EXERCISE PROMPT => Repeat, exactly and in full, the lines of the listing below, but without any pictures.

DATA TO PROCESS =>
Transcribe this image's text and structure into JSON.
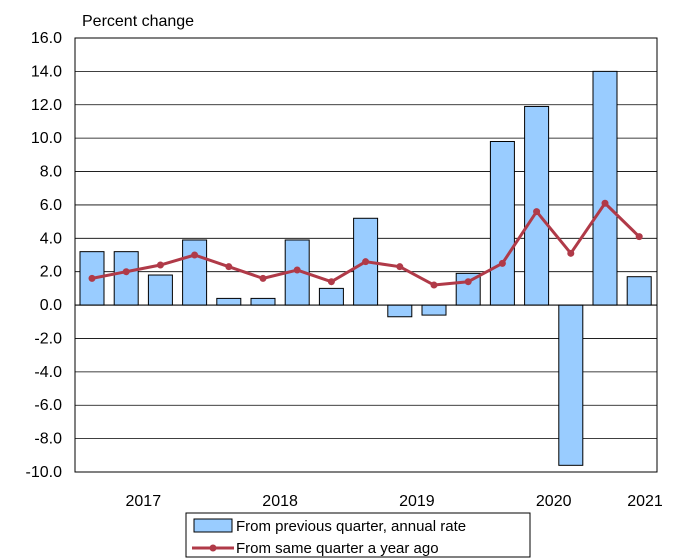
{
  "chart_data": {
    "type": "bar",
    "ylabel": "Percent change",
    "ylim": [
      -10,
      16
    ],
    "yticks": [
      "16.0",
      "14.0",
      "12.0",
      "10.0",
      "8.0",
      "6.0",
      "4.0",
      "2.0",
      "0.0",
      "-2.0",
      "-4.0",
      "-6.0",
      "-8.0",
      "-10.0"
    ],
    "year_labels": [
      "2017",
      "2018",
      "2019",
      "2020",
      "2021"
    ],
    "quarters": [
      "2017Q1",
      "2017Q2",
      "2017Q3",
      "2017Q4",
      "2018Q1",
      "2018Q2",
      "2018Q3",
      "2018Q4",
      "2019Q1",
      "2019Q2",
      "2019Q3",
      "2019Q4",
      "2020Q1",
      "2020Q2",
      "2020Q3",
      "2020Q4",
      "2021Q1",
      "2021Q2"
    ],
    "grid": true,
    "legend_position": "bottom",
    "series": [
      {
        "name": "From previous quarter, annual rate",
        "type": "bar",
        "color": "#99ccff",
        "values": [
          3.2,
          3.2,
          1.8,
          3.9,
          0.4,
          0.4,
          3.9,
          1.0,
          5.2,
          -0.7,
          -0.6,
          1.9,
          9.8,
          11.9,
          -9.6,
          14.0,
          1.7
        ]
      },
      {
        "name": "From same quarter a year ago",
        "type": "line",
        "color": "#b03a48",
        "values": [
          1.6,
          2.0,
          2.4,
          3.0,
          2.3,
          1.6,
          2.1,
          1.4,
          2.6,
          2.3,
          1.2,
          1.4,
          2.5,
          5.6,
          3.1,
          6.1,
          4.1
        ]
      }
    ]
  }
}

EXERCISE ANSWER =>
Transcribe this image's text and structure into JSON.
{
  "chart_data": {
    "type": "bar",
    "ylabel": "Percent change",
    "ylim": [
      -10,
      16
    ],
    "yticks": [
      "16.0",
      "14.0",
      "12.0",
      "10.0",
      "8.0",
      "6.0",
      "4.0",
      "2.0",
      "0.0",
      "-2.0",
      "-4.0",
      "-6.0",
      "-8.0",
      "-10.0"
    ],
    "year_labels": [
      "2017",
      "2018",
      "2019",
      "2020",
      "2021"
    ],
    "quarters": [
      "2017Q1",
      "2017Q2",
      "2017Q3",
      "2017Q4",
      "2018Q1",
      "2018Q2",
      "2018Q3",
      "2018Q4",
      "2019Q1",
      "2019Q2",
      "2019Q3",
      "2019Q4",
      "2020Q1",
      "2020Q2",
      "2020Q3",
      "2020Q4",
      "2021Q1",
      "2021Q2"
    ],
    "grid": true,
    "legend_position": "bottom",
    "series": [
      {
        "name": "From previous quarter, annual rate",
        "type": "bar",
        "color": "#99ccff",
        "values": [
          3.2,
          3.2,
          1.8,
          3.9,
          0.4,
          0.4,
          3.9,
          1.0,
          5.2,
          -0.7,
          -0.6,
          1.9,
          9.8,
          11.9,
          -9.6,
          14.0,
          1.7
        ]
      },
      {
        "name": "From same quarter a year ago",
        "type": "line",
        "color": "#b03a48",
        "values": [
          1.6,
          2.0,
          2.4,
          3.0,
          2.3,
          1.6,
          2.1,
          1.4,
          2.6,
          2.3,
          1.2,
          1.4,
          2.5,
          5.6,
          3.1,
          6.1,
          4.1
        ]
      }
    ]
  }
}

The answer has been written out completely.